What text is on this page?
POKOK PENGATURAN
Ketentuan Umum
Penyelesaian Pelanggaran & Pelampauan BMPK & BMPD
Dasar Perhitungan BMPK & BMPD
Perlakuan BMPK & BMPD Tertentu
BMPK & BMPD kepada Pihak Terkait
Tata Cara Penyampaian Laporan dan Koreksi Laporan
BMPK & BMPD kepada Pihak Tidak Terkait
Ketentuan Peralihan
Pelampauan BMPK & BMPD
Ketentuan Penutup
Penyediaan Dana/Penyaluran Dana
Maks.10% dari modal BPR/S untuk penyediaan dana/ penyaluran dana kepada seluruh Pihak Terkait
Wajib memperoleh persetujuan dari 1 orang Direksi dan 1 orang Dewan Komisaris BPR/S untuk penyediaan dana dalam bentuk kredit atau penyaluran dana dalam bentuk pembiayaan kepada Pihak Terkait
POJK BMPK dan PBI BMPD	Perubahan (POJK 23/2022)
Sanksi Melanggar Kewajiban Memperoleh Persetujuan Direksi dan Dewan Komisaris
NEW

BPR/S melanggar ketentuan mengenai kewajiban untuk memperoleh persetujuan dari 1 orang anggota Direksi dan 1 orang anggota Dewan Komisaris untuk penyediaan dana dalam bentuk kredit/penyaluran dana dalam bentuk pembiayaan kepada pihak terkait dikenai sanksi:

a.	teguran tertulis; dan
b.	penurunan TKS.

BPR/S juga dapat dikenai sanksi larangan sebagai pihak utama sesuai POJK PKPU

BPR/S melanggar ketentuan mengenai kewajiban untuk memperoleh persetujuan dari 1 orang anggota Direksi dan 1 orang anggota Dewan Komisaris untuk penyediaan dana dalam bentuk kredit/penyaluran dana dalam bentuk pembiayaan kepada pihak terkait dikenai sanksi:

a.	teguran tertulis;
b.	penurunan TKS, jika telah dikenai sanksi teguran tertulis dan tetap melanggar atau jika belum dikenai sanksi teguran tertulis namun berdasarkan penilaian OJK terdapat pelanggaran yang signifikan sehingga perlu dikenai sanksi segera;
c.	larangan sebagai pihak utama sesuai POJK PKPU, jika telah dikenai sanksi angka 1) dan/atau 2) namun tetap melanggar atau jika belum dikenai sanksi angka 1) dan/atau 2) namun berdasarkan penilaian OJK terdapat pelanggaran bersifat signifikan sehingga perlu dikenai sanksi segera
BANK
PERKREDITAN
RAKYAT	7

* [Stated exercise] Your task is to gather every line with the word "sesuai" and copy it.

* [Output of the task]
BPR/S juga dapat dikenai sanksi larangan sebagai pihak utama sesuai POJK PKPU
c.	larangan sebagai pihak utama sesuai POJK PKPU, jika telah dikenai sanksi angka 1) dan/atau 2) namun tetap melanggar atau jika belum dikenai sanksi angka 1) dan/atau 2) namun berdasarkan penilaian OJK terdapat pelanggaran bersifat signifikan sehingga perlu dikenai sanksi segera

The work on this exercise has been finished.